**Problem description**
Repeat the lines beginning at the one with "What's the underlying" and running to the end of the material, keeping the first and last of them, exactly as they appear.

## start

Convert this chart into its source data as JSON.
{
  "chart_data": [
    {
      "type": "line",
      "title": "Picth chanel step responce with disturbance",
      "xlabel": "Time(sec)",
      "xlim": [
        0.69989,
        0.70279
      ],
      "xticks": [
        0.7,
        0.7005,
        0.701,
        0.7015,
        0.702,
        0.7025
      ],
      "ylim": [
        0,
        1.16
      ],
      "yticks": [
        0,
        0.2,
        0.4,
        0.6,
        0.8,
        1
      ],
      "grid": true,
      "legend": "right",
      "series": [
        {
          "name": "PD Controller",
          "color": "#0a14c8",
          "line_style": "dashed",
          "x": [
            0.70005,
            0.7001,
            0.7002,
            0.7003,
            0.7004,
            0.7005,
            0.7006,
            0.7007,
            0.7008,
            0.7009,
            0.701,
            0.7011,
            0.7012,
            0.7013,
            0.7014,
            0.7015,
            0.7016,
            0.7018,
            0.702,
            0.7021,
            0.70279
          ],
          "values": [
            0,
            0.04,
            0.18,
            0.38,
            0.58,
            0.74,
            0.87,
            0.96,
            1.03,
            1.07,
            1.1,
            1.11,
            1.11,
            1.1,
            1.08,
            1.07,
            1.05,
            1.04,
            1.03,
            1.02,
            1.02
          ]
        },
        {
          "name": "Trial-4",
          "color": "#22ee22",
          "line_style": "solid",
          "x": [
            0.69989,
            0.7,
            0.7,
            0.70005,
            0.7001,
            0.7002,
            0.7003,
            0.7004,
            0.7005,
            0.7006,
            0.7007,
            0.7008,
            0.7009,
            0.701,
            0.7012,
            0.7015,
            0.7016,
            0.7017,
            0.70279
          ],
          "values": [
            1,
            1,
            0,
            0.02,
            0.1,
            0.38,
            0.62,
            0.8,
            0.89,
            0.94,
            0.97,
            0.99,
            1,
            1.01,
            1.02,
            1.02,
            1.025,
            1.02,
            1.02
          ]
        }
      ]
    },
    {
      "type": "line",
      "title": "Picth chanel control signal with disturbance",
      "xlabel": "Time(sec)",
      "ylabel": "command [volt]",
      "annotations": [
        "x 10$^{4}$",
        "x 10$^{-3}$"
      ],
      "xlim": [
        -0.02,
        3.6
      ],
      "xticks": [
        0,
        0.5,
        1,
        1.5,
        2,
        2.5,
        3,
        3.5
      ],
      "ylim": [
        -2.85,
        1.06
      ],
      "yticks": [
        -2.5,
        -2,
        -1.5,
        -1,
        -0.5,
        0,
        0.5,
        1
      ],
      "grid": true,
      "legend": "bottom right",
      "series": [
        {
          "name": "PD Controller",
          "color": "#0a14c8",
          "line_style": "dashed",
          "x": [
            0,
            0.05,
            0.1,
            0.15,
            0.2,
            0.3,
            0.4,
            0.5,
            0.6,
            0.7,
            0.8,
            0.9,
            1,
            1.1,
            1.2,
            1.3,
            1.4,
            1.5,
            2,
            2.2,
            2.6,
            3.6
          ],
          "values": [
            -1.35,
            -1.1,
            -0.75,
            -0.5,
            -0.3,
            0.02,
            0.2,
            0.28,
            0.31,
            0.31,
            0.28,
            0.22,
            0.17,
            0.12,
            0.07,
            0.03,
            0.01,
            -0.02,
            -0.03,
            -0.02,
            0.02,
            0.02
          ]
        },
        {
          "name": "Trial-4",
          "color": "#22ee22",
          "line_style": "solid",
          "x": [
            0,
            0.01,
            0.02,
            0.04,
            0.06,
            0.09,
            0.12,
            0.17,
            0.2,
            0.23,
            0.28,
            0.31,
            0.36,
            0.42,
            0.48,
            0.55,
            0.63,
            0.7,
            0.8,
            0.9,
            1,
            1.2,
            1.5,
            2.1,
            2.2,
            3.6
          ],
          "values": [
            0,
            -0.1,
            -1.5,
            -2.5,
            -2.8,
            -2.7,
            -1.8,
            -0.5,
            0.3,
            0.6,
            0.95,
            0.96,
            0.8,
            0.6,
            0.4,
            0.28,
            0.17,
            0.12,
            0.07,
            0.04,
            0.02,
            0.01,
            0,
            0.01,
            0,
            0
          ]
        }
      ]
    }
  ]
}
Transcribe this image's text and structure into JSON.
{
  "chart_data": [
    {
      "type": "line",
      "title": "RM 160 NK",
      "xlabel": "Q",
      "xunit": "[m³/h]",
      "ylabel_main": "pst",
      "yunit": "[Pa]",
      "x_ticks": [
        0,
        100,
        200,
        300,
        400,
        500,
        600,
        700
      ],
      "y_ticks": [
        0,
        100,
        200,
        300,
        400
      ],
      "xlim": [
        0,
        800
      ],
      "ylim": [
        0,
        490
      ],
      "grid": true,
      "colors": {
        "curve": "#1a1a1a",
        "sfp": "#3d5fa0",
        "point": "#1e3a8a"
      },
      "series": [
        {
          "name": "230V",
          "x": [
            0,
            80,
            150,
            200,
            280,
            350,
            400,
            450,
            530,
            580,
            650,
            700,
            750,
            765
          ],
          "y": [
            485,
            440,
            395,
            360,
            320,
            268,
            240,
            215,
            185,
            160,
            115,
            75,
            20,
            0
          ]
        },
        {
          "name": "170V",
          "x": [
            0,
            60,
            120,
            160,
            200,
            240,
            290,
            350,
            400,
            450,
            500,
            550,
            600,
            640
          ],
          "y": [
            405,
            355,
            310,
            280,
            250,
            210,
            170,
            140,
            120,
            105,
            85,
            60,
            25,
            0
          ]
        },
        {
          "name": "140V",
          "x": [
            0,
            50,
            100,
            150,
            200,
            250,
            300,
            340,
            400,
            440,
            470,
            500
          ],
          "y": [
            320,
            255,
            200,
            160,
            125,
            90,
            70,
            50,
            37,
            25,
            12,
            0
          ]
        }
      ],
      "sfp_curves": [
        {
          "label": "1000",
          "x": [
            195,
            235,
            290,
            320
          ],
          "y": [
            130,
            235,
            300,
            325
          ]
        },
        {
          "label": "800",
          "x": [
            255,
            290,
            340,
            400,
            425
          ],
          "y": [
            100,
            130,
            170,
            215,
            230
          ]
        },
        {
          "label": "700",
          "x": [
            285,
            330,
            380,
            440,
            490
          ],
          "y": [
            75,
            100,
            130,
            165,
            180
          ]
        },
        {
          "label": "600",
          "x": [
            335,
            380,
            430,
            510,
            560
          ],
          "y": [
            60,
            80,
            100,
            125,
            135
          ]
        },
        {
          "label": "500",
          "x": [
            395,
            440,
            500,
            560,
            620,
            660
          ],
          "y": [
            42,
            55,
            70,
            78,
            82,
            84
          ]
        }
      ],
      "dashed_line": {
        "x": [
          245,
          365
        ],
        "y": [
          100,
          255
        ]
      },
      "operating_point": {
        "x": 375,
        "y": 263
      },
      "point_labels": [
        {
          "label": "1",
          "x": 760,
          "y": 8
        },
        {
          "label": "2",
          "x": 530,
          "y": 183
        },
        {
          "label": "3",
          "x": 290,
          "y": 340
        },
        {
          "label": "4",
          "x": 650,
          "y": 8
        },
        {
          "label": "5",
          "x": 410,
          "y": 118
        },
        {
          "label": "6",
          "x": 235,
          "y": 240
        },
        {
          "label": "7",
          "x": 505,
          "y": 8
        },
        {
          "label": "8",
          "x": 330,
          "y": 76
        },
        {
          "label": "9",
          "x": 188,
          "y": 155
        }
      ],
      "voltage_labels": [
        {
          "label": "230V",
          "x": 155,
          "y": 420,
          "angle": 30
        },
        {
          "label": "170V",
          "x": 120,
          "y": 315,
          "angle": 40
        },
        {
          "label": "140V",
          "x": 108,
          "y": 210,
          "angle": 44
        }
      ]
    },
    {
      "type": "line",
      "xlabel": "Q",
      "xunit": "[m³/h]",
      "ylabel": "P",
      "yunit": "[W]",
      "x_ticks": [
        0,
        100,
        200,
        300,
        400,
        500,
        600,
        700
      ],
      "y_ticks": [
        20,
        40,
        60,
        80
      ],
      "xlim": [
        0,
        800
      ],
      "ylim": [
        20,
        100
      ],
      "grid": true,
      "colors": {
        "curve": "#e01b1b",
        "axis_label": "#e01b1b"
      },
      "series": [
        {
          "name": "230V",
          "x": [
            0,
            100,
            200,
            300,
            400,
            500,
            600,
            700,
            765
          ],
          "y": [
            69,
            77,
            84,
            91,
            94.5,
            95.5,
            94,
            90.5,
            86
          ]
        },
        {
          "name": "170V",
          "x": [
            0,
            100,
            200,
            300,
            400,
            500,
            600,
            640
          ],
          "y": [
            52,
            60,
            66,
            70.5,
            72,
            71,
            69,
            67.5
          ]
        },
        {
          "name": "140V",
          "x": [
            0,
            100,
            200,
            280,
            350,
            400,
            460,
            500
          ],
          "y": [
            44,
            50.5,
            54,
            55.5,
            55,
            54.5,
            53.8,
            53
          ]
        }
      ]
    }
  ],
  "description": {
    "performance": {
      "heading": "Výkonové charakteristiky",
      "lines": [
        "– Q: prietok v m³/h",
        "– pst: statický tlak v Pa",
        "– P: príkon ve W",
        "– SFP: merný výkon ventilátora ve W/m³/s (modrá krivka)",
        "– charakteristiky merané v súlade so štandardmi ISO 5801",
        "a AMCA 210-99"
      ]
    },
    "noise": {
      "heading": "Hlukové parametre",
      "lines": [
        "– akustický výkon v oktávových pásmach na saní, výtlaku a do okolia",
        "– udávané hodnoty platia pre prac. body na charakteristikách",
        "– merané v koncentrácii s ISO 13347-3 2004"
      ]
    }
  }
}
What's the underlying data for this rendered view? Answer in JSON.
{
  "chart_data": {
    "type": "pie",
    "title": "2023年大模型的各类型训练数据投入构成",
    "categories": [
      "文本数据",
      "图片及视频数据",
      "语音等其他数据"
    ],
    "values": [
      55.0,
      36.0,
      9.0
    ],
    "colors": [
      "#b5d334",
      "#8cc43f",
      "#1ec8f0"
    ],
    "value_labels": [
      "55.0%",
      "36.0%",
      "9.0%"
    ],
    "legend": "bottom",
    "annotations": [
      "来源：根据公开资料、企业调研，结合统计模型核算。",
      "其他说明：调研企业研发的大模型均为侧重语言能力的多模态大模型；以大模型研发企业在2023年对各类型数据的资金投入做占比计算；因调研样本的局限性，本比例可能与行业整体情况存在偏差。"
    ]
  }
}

## end

**Task response**
What's the underlying data for this rendered view? Answer in JSON.
{
  "chart_data": {
    "type": "pie",
    "title": "2023年大模型的各类型训练数据投入构成",
    "categories": [
      "文本数据",
      "图片及视频数据",
      "语音等其他数据"
    ],
    "values": [
      55.0,
      36.0,
      9.0
    ],
    "colors": [
      "#b5d334",
      "#8cc43f",
      "#1ec8f0"
    ],
    "value_labels": [
      "55.0%",
      "36.0%",
      "9.0%"
    ],
    "legend": "bottom",
    "annotations": [
      "来源：根据公开资料、企业调研，结合统计模型核算。",
      "其他说明：调研企业研发的大模型均为侧重语言能力的多模态大模型；以大模型研发企业在2023年对各类型数据的资金投入做占比计算；因调研样本的局限性，本比例可能与行业整体情况存在偏差。"
    ]
  }
}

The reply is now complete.